# ITEMS
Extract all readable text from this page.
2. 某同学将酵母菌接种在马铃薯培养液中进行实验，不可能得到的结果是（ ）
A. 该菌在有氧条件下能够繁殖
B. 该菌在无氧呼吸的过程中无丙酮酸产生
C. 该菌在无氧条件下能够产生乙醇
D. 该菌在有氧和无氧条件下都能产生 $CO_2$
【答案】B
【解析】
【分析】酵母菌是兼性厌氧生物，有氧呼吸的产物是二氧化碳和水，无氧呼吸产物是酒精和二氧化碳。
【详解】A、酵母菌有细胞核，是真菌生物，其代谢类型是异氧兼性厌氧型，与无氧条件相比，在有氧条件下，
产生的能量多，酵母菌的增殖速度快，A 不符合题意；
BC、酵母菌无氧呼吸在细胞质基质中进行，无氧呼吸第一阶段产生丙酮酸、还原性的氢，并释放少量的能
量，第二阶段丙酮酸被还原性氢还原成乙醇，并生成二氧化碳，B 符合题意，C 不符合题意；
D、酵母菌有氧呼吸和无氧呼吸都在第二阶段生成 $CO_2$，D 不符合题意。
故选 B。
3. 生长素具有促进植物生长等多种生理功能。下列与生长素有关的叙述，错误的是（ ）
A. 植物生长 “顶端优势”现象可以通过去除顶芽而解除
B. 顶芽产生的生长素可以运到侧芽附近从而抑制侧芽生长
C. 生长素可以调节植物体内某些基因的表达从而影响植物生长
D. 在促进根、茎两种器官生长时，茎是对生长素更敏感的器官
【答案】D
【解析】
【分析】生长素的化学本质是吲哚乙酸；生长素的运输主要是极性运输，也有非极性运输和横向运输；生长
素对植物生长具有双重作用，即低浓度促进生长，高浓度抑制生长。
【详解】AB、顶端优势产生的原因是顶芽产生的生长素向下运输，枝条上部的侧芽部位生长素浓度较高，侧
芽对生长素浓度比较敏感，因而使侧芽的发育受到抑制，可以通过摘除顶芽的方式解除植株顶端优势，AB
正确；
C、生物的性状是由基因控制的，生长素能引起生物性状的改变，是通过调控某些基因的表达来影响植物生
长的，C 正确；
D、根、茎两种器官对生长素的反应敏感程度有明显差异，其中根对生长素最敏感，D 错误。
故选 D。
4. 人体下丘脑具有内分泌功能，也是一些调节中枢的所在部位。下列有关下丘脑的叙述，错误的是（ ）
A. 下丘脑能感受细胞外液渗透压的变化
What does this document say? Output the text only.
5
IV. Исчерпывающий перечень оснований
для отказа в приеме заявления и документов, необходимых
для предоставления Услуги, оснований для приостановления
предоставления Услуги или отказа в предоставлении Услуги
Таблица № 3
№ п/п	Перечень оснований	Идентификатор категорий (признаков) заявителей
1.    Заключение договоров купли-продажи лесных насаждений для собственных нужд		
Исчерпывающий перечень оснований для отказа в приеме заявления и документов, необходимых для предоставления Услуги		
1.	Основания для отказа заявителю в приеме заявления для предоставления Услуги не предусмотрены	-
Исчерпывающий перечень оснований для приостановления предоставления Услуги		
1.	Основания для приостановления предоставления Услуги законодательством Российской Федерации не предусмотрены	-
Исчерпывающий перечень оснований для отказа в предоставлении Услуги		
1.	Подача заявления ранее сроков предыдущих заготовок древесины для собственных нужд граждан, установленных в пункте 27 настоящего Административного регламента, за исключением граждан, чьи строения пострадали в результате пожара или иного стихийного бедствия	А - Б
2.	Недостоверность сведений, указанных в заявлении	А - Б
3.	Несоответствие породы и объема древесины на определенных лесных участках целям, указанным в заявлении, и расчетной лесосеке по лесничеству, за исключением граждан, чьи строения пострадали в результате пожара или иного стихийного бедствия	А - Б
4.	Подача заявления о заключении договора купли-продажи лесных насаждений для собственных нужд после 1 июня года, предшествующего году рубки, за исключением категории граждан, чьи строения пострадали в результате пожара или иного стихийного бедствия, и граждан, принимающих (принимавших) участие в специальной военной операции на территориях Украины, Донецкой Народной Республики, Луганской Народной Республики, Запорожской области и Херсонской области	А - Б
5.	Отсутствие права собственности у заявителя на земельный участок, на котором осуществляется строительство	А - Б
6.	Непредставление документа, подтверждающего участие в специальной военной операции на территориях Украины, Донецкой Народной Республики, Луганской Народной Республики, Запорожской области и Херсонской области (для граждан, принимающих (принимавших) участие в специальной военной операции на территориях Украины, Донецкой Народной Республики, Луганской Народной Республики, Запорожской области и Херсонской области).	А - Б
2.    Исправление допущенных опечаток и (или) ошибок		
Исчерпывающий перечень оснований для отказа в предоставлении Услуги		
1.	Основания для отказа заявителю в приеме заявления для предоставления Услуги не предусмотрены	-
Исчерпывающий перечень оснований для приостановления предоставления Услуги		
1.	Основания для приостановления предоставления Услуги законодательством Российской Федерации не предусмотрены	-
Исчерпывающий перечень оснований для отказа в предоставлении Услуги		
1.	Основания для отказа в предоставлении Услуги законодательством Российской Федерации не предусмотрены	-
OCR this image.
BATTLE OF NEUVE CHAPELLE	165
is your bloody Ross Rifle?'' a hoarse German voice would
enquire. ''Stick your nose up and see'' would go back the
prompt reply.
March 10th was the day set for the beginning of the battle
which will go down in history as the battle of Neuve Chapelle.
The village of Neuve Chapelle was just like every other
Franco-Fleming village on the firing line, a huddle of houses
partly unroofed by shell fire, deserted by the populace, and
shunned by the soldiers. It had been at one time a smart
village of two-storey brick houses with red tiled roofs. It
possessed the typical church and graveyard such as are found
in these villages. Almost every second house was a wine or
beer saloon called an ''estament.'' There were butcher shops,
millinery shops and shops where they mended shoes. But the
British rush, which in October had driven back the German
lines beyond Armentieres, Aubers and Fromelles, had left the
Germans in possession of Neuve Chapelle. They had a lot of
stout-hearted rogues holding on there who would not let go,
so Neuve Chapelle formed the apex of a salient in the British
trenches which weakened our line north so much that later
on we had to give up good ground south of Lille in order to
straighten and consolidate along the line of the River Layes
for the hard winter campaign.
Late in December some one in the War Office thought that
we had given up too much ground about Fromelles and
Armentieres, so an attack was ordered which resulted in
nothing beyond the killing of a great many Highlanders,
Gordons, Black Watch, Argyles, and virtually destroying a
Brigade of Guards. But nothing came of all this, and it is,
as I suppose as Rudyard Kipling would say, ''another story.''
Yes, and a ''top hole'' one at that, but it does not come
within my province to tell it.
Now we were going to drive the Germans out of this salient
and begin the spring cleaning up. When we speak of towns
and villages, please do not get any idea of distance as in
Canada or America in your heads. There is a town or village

# TO BE DONE
Reproduce the complete set of lines precisely as supplied.

# SOLUTION FOR THIS TASK
Extract all readable text from this page.
2. 某同学将酵母菌接种在马铃薯培养液中进行实验，不可能得到的结果是（ ）
A. 该菌在有氧条件下能够繁殖
B. 该菌在无氧呼吸的过程中无丙酮酸产生
C. 该菌在无氧条件下能够产生乙醇
D. 该菌在有氧和无氧条件下都能产生 $CO_2$
【答案】B
【解析】
【分析】酵母菌是兼性厌氧生物，有氧呼吸的产物是二氧化碳和水，无氧呼吸产物是酒精和二氧化碳。
【详解】A、酵母菌有细胞核，是真菌生物，其代谢类型是异氧兼性厌氧型，与无氧条件相比，在有氧条件下，
产生的能量多，酵母菌的增殖速度快，A 不符合题意；
BC、酵母菌无氧呼吸在细胞质基质中进行，无氧呼吸第一阶段产生丙酮酸、还原性的氢，并释放少量的能
量，第二阶段丙酮酸被还原性氢还原成乙醇，并生成二氧化碳，B 符合题意，C 不符合题意；
D、酵母菌有氧呼吸和无氧呼吸都在第二阶段生成 $CO_2$，D 不符合题意。
故选 B。
3. 生长素具有促进植物生长等多种生理功能。下列与生长素有关的叙述，错误的是（ ）
A. 植物生长 “顶端优势”现象可以通过去除顶芽而解除
B. 顶芽产生的生长素可以运到侧芽附近从而抑制侧芽生长
C. 生长素可以调节植物体内某些基因的表达从而影响植物生长
D. 在促进根、茎两种器官生长时，茎是对生长素更敏感的器官
【答案】D
【解析】
【分析】生长素的化学本质是吲哚乙酸；生长素的运输主要是极性运输，也有非极性运输和横向运输；生长
素对植物生长具有双重作用，即低浓度促进生长，高浓度抑制生长。
【详解】AB、顶端优势产生的原因是顶芽产生的生长素向下运输，枝条上部的侧芽部位生长素浓度较高，侧
芽对生长素浓度比较敏感，因而使侧芽的发育受到抑制，可以通过摘除顶芽的方式解除植株顶端优势，AB
正确；
C、生物的性状是由基因控制的，生长素能引起生物性状的改变，是通过调控某些基因的表达来影响植物生
长的，C 正确；
D、根、茎两种器官对生长素的反应敏感程度有明显差异，其中根对生长素最敏感，D 错误。
故选 D。
4. 人体下丘脑具有内分泌功能，也是一些调节中枢的所在部位。下列有关下丘脑的叙述，错误的是（ ）
A. 下丘脑能感受细胞外液渗透压的变化
What does this document say? Output the text only.
5
IV. Исчерпывающий перечень оснований
для отказа в приеме заявления и документов, необходимых
для предоставления Услуги, оснований для приостановления
предоставления Услуги или отказа в предоставлении Услуги
Таблица № 3
№ п/п	Перечень оснований	Идентификатор категорий (признаков) заявителей
1.    Заключение договоров купли-продажи лесных насаждений для собственных нужд		
Исчерпывающий перечень оснований для отказа в приеме заявления и документов, необходимых для предоставления Услуги		
1.	Основания для отказа заявителю в приеме заявления для предоставления Услуги не предусмотрены	-
Исчерпывающий перечень оснований для приостановления предоставления Услуги		
1.	Основания для приостановления предоставления Услуги законодательством Российской Федерации не предусмотрены	-
Исчерпывающий перечень оснований для отказа в предоставлении Услуги		
1.	Подача заявления ранее сроков предыдущих заготовок древесины для собственных нужд граждан, установленных в пункте 27 настоящего Административного регламента, за исключением граждан, чьи строения пострадали в результате пожара или иного стихийного бедствия	А - Б
2.	Недостоверность сведений, указанных в заявлении	А - Б
3.	Несоответствие породы и объема древесины на определенных лесных участках целям, указанным в заявлении, и расчетной лесосеке по лесничеству, за исключением граждан, чьи строения пострадали в результате пожара или иного стихийного бедствия	А - Б
4.	Подача заявления о заключении договора купли-продажи лесных насаждений для собственных нужд после 1 июня года, предшествующего году рубки, за исключением категории граждан, чьи строения пострадали в результате пожара или иного стихийного бедствия, и граждан, принимающих (принимавших) участие в специальной военной операции на территориях Украины, Донецкой Народной Республики, Луганской Народной Республики, Запорожской области и Херсонской области	А - Б
5.	Отсутствие права собственности у заявителя на земельный участок, на котором осуществляется строительство	А - Б
6.	Непредставление документа, подтверждающего участие в специальной военной операции на территориях Украины, Донецкой Народной Республики, Луганской Народной Республики, Запорожской области и Херсонской области (для граждан, принимающих (принимавших) участие в специальной военной операции на территориях Украины, Донецкой Народной Республики, Луганской Народной Республики, Запорожской области и Херсонской области).	А - Б
2.    Исправление допущенных опечаток и (или) ошибок		
Исчерпывающий перечень оснований для отказа в предоставлении Услуги		
1.	Основания для отказа заявителю в приеме заявления для предоставления Услуги не предусмотрены	-
Исчерпывающий перечень оснований для приостановления предоставления Услуги		
1.	Основания для приостановления предоставления Услуги законодательством Российской Федерации не предусмотрены	-
Исчерпывающий перечень оснований для отказа в предоставлении Услуги		
1.	Основания для отказа в предоставлении Услуги законодательством Российской Федерации не предусмотрены	-
OCR this image.
BATTLE OF NEUVE CHAPELLE	165
is your bloody Ross Rifle?'' a hoarse German voice would
enquire. ''Stick your nose up and see'' would go back the
prompt reply.
March 10th was the day set for the beginning of the battle
which will go down in history as the battle of Neuve Chapelle.
The village of Neuve Chapelle was just like every other
Franco-Fleming village on the firing line, a huddle of houses
partly unroofed by shell fire, deserted by the populace, and
shunned by the soldiers. It had been at one time a smart
village of two-storey brick houses with red tiled roofs. It
possessed the typical church and graveyard such as are found
in these villages. Almost every second house was a wine or
beer saloon called an ''estament.'' There were butcher shops,
millinery shops and shops where they mended shoes. But the
British rush, which in October had driven back the German
lines beyond Armentieres, Aubers and Fromelles, had left the
Germans in possession of Neuve Chapelle. They had a lot of
stout-hearted rogues holding on there who would not let go,
so Neuve Chapelle formed the apex of a salient in the British
trenches which weakened our line north so much that later
on we had to give up good ground south of Lille in order to
straighten and consolidate along the line of the River Layes
for the hard winter campaign.
Late in December some one in the War Office thought that
we had given up too much ground about Fromelles and
Armentieres, so an attack was ordered which resulted in
nothing beyond the killing of a great many Highlanders,
Gordons, Black Watch, Argyles, and virtually destroying a
Brigade of Guards. But nothing came of all this, and it is,
as I suppose as Rudyard Kipling would say, ''another story.''
Yes, and a ''top hole'' one at that, but it does not come
within my province to tell it.
Now we were going to drive the Germans out of this salient
and begin the spring cleaning up. When we speak of towns
and villages, please do not get any idea of distance as in
Canada or America in your heads. There is a town or village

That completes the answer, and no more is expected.